Исследуемый текст –
-------
Но все же за 1923–1927 годы во Францию переехало с Балкан несколько десятков тысяч эмигрантов.
Лозунг «Лицом к Европе!» временно давал им надежду и иллюзию некоторого приобщения к «настоящей европейской жизни» вместо «прозябания в какой-то деревне», как они часто называли страны Балканского полуострова. Но чувства их к Франции были довольно смутными и, во всяком случае, далекими от восторга.
Психологический «климат» во Франции для русских эмигрантов был совершенно иной, не имевший ничего общего с тем отношением, какое они встретили в 1921 году в Болгарии.
На этом «климате» стоит остановиться подробнее. Начинать опять приходится издалека.
-------
Исходные данные –
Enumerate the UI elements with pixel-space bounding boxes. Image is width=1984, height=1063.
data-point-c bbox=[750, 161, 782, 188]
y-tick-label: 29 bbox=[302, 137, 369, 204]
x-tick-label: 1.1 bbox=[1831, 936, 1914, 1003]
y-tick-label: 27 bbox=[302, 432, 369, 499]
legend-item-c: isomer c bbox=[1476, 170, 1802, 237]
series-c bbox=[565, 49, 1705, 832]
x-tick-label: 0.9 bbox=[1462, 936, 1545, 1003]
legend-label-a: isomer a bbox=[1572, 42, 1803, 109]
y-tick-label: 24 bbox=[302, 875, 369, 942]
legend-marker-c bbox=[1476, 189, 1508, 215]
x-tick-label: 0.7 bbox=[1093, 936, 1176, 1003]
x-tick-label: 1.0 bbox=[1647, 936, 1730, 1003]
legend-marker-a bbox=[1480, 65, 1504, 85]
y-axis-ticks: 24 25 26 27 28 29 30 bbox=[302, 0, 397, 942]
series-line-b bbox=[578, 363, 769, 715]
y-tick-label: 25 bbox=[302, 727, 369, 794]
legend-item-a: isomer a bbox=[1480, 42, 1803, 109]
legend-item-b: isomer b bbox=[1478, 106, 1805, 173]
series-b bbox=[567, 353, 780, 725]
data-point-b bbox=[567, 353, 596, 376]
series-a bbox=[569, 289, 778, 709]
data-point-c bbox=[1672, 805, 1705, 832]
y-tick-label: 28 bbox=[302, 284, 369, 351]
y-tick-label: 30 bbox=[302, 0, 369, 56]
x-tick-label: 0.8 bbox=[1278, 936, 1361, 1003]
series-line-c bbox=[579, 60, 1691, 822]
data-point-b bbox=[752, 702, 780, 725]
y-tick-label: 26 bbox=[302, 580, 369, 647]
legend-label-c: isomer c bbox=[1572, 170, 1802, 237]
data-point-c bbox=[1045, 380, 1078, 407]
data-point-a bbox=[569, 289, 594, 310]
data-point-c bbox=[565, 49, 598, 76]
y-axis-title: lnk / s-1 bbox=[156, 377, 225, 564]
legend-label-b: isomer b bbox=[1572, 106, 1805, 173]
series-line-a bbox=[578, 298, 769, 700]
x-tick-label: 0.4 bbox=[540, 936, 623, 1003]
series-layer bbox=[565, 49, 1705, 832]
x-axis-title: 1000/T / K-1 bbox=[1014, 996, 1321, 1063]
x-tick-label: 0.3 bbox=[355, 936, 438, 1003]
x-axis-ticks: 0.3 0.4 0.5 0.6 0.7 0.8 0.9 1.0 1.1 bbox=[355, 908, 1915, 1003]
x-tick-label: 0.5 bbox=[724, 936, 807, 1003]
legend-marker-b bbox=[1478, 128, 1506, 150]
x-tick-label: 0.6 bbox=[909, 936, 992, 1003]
-------
Выполните следующее –
• a. Переведите на английский язык предложение из исследуемого текста: «Психологический «климат» во Франции для русских эмигрантов был совершенно иной, не имевший ничего общего с тем отношением, какое они встретили в 1921 году в Болгарии».
• b. Перепишите без изменений фрагмент исследуемого текста: всё, начиная со слов «Но все же за» и вниз до слов «опять приходится издалека.» включительно.

Ответы по пунктам –
• a. The psychological "climate" in France for the Russian émigrés was entirely different and had nothing in common with the attitude they had encountered in Bulgaria in 1921.

• b.
Но все же за 1923–1927 годы во Францию переехало с Балкан несколько десятков тысяч эмигрантов.
Лозунг «Лицом к Европе!» временно давал им надежду и иллюзию некоторого приобщения к «настоящей европейской жизни» вместо «прозябания в какой-то деревне», как они часто называли страны Балканского полуострова. Но чувства их к Франции были довольно смутными и, во всяком случае, далекими от восторга.
Психологический «климат» во Франции для русских эмигрантов был совершенно иной, не имевший ничего общего с тем отношением, какое они встретили в 1921 году в Болгарии.
На этом «климате» стоит остановиться подробнее. Начинать опять приходится издалека.